[Records]
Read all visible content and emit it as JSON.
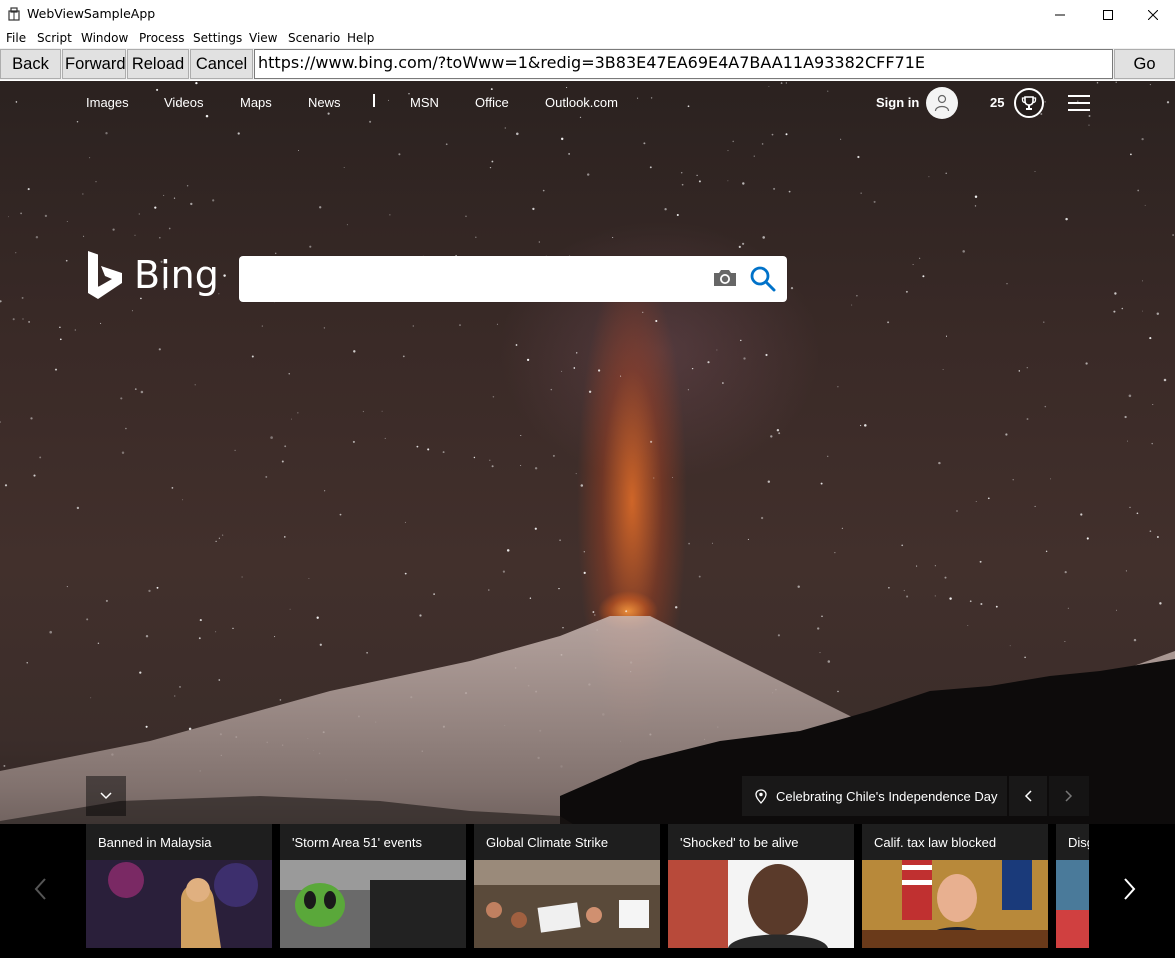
{
  "window": {
    "title": "WebViewSampleApp",
    "controls": [
      "minimize",
      "maximize",
      "close"
    ]
  },
  "menu": [
    "File",
    "Script",
    "Window",
    "Process",
    "Settings",
    "View",
    "Scenario",
    "Help"
  ],
  "toolbar": {
    "back_label": "Back",
    "forward_label": "Forward",
    "reload_label": "Reload",
    "cancel_label": "Cancel",
    "address": "https://www.bing.com/?toWww=1&redig=3B83E47EA69E4A7BAA11A93382CFF71E",
    "go_label": "Go"
  },
  "bing": {
    "nav": [
      "Images",
      "Videos",
      "Maps",
      "News",
      "MSN",
      "Office",
      "Outlook.com"
    ],
    "signin_label": "Sign in",
    "reward_points": "25",
    "logo_text": "Bing",
    "search": {
      "value": "",
      "placeholder": ""
    },
    "location_caption": "Celebrating Chile's Independence Day",
    "news": [
      {
        "title": "Banned in Malaysia",
        "color": "#3a2a4a"
      },
      {
        "title": "'Storm Area 51' events",
        "color": "#3c3c3c"
      },
      {
        "title": "Global Climate Strike",
        "color": "#6a5a4a"
      },
      {
        "title": "'Shocked' to be alive",
        "color": "#c04a3a"
      },
      {
        "title": "Calif. tax law blocked",
        "color": "#b8893a"
      },
      {
        "title": "Disg",
        "color": "#4a7a9a"
      }
    ]
  },
  "icons": {
    "camera": "camera-icon",
    "search": "search-icon",
    "user": "user-icon",
    "rewards": "trophy-icon",
    "menu": "hamburger-icon",
    "location": "location-pin-icon"
  },
  "colors": {
    "search_blue": "#0072c9",
    "toolbar_bg": "#f0f0f0",
    "button_bg": "#e1e1e1"
  }
}
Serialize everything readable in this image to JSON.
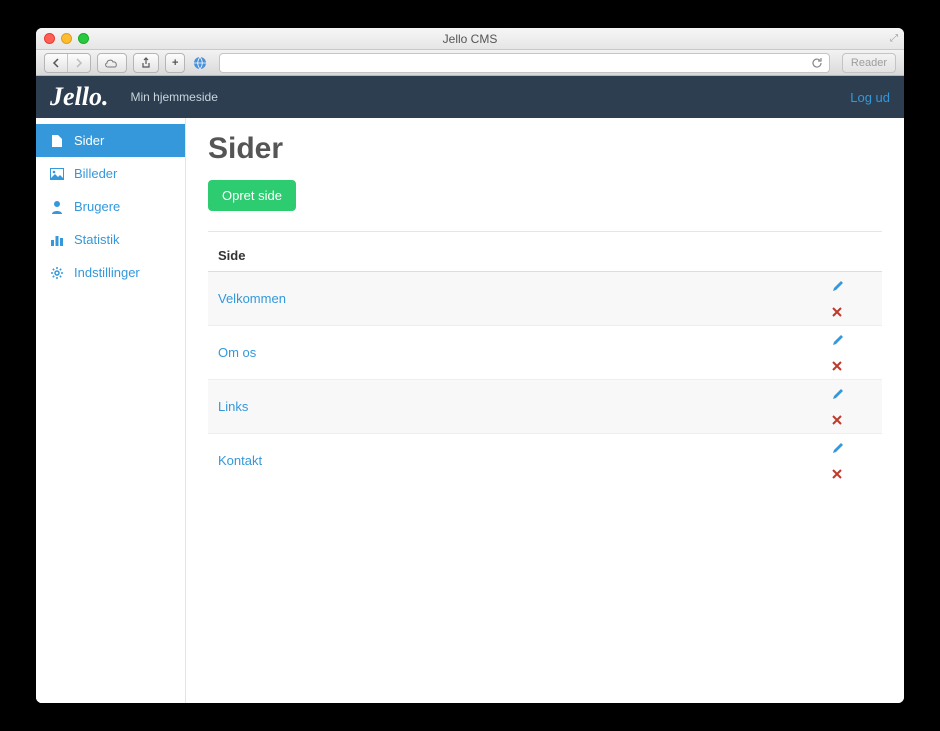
{
  "window": {
    "title": "Jello CMS"
  },
  "toolbar": {
    "reader_label": "Reader"
  },
  "navbar": {
    "brand": "Jello",
    "site_name": "Min hjemmeside",
    "logout": "Log ud"
  },
  "sidebar": {
    "items": [
      {
        "label": "Sider",
        "icon": "file-icon",
        "active": true
      },
      {
        "label": "Billeder",
        "icon": "image-icon",
        "active": false
      },
      {
        "label": "Brugere",
        "icon": "user-icon",
        "active": false
      },
      {
        "label": "Statistik",
        "icon": "chart-icon",
        "active": false
      },
      {
        "label": "Indstillinger",
        "icon": "gear-icon",
        "active": false
      }
    ]
  },
  "main": {
    "heading": "Sider",
    "create_button": "Opret side",
    "table": {
      "column_header": "Side",
      "rows": [
        {
          "title": "Velkommen"
        },
        {
          "title": "Om os"
        },
        {
          "title": "Links"
        },
        {
          "title": "Kontakt"
        }
      ]
    }
  }
}
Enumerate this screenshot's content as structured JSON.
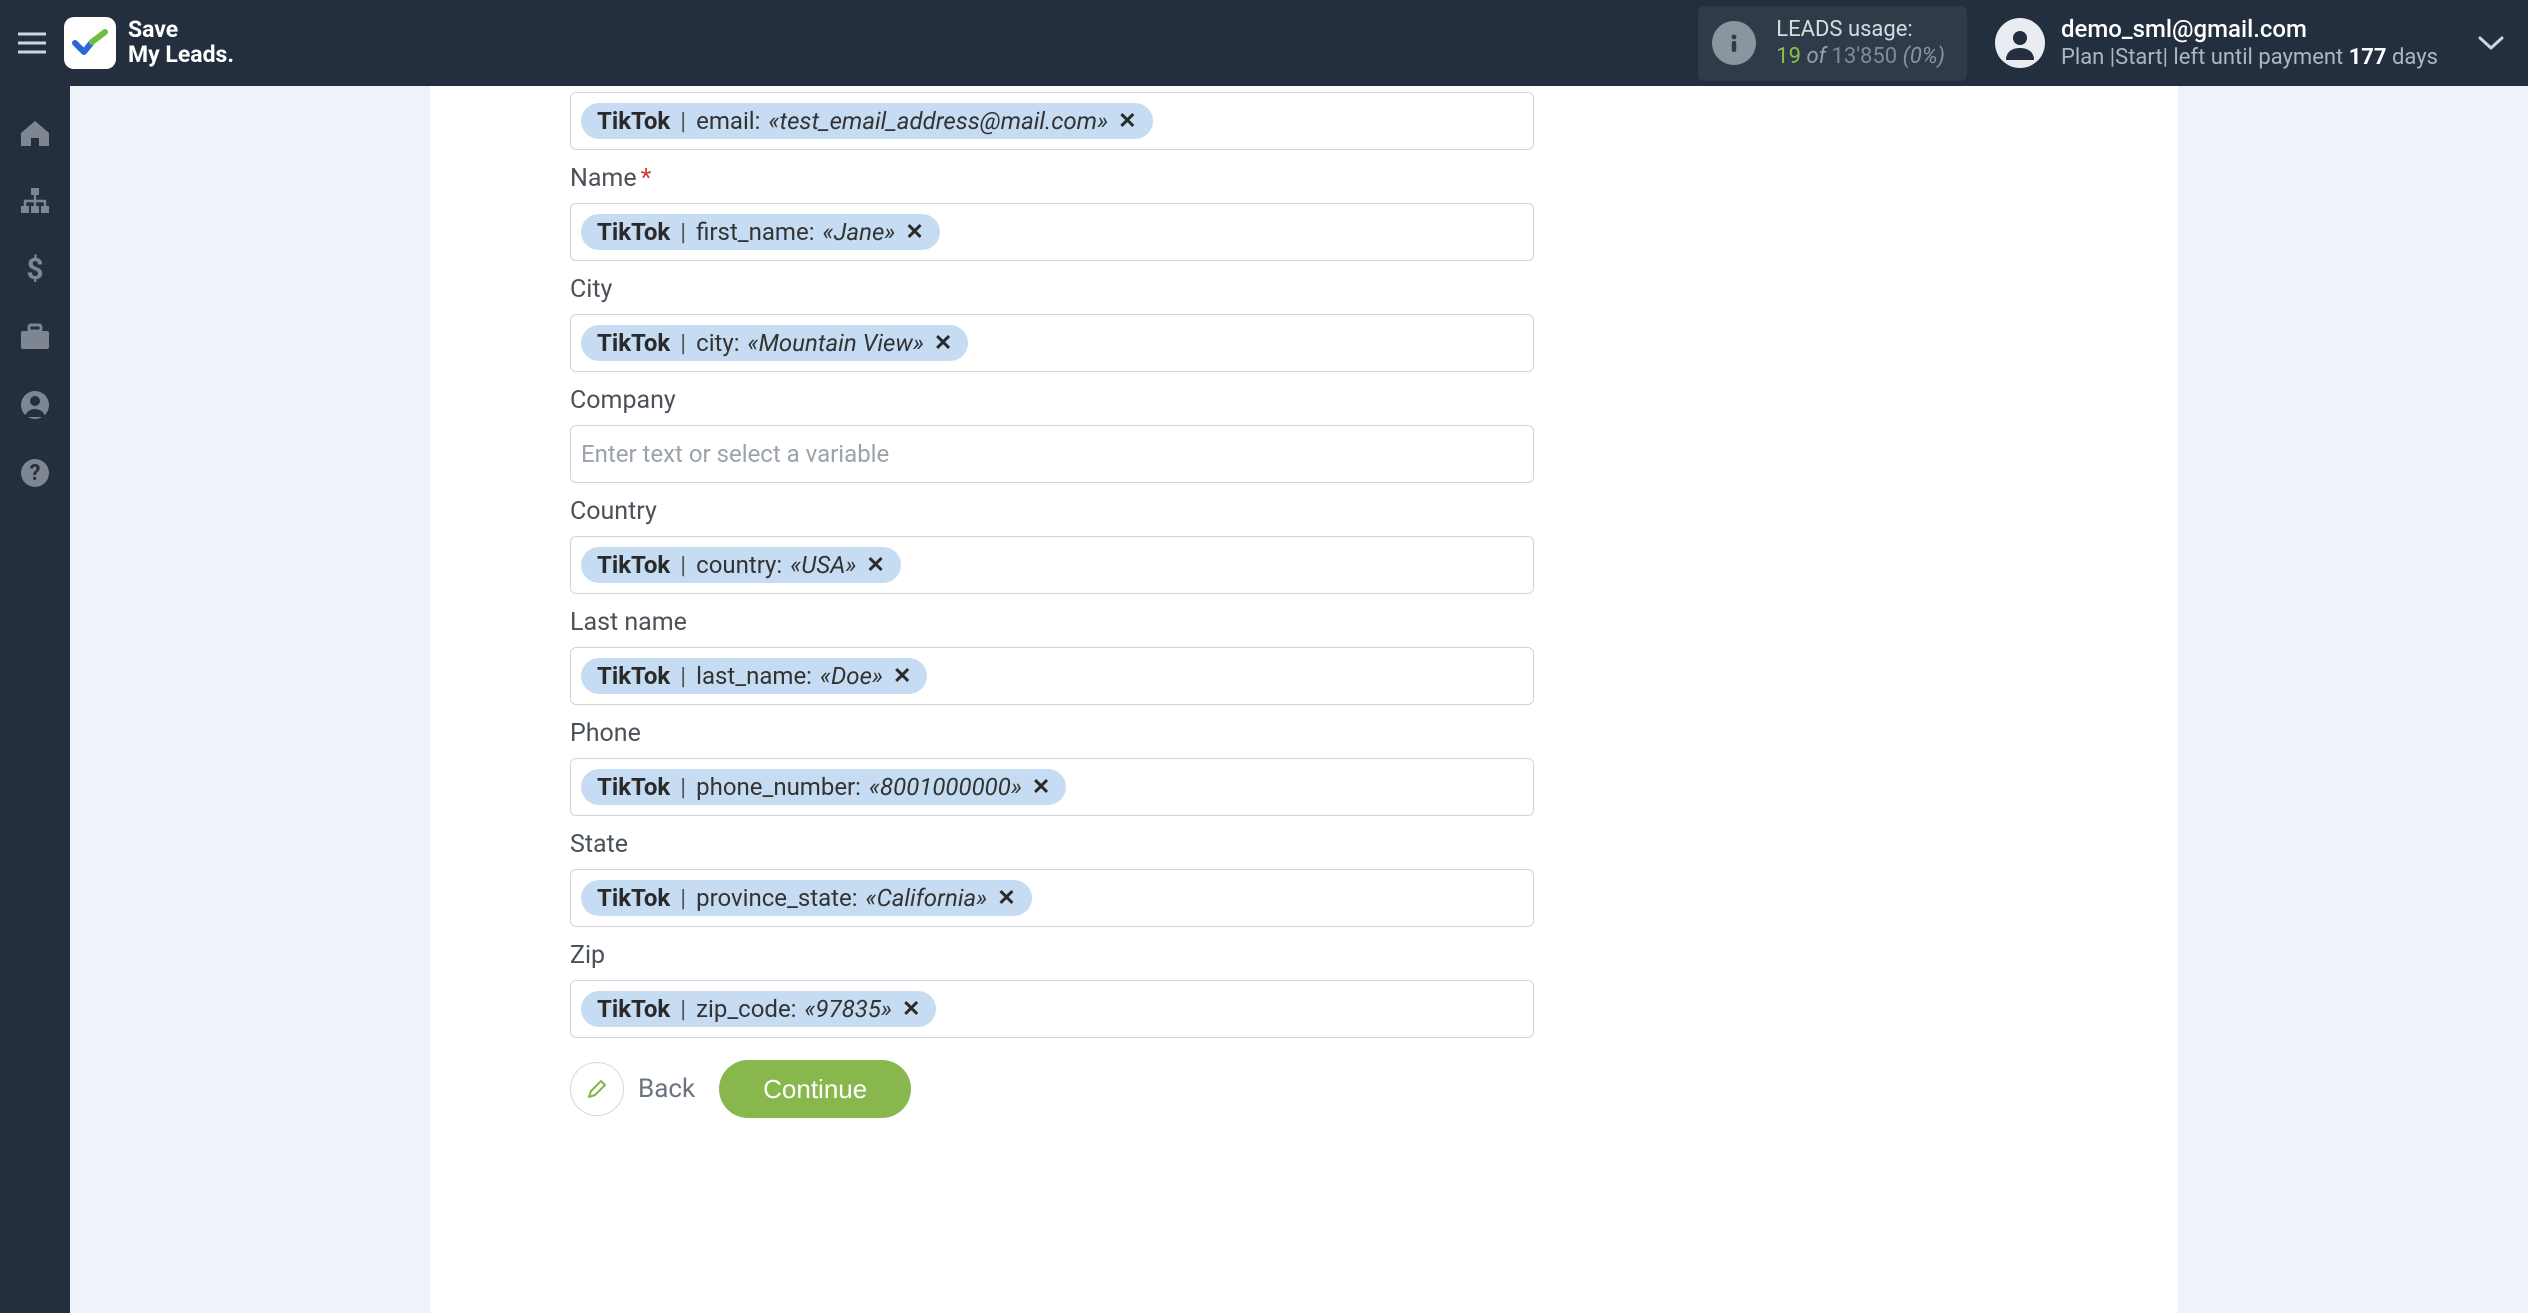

What is asked: Copy out all of the material exactly as written, without its pictures.

Solved exercise:
Read all visible content and emit it as JSON.
{
  "window": {
    "title": "WebViewSampleApp",
    "controls": [
      "minimize",
      "maximize",
      "close"
    ]
  },
  "menu": [
    "File",
    "Script",
    "Window",
    "Process",
    "Settings",
    "View",
    "Scenario",
    "Help"
  ],
  "toolbar": {
    "back_label": "Back",
    "forward_label": "Forward",
    "reload_label": "Reload",
    "cancel_label": "Cancel",
    "address": "https://www.bing.com/?toWww=1&redig=3B83E47EA69E4A7BAA11A93382CFF71E",
    "go_label": "Go"
  },
  "bing": {
    "nav": [
      "Images",
      "Videos",
      "Maps",
      "News",
      "MSN",
      "Office",
      "Outlook.com"
    ],
    "signin_label": "Sign in",
    "reward_points": "25",
    "logo_text": "Bing",
    "search": {
      "value": "",
      "placeholder": ""
    },
    "location_caption": "Celebrating Chile's Independence Day",
    "news": [
      {
        "title": "Banned in Malaysia",
        "color": "#3a2a4a"
      },
      {
        "title": "'Storm Area 51' events",
        "color": "#3c3c3c"
      },
      {
        "title": "Global Climate Strike",
        "color": "#6a5a4a"
      },
      {
        "title": "'Shocked' to be alive",
        "color": "#c04a3a"
      },
      {
        "title": "Calif. tax law blocked",
        "color": "#b8893a"
      },
      {
        "title": "Disg",
        "color": "#4a7a9a"
      }
    ]
  },
  "icons": {
    "camera": "camera-icon",
    "search": "search-icon",
    "user": "user-icon",
    "rewards": "trophy-icon",
    "menu": "hamburger-icon",
    "location": "location-pin-icon"
  },
  "colors": {
    "search_blue": "#0072c9",
    "toolbar_bg": "#f0f0f0",
    "button_bg": "#e1e1e1"
  }
}
Serialize everything readable in this image to JSON.
{
  "window": {
    "title": "Jello CMS"
  },
  "toolbar": {
    "reader_label": "Reader"
  },
  "navbar": {
    "brand": "Jello",
    "site_name": "Min hjemmeside",
    "logout": "Log ud"
  },
  "sidebar": {
    "items": [
      {
        "label": "Sider",
        "icon": "file-icon",
        "active": true
      },
      {
        "label": "Billeder",
        "icon": "image-icon",
        "active": false
      },
      {
        "label": "Brugere",
        "icon": "user-icon",
        "active": false
      },
      {
        "label": "Statistik",
        "icon": "chart-icon",
        "active": false
      },
      {
        "label": "Indstillinger",
        "icon": "gear-icon",
        "active": false
      }
    ]
  },
  "main": {
    "heading": "Sider",
    "create_button": "Opret side",
    "table": {
      "column_header": "Side",
      "rows": [
        {
          "title": "Velkommen"
        },
        {
          "title": "Om os"
        },
        {
          "title": "Links"
        },
        {
          "title": "Kontakt"
        }
      ]
    }
  }
}
Enumerate this screenshot's content as structured JSON.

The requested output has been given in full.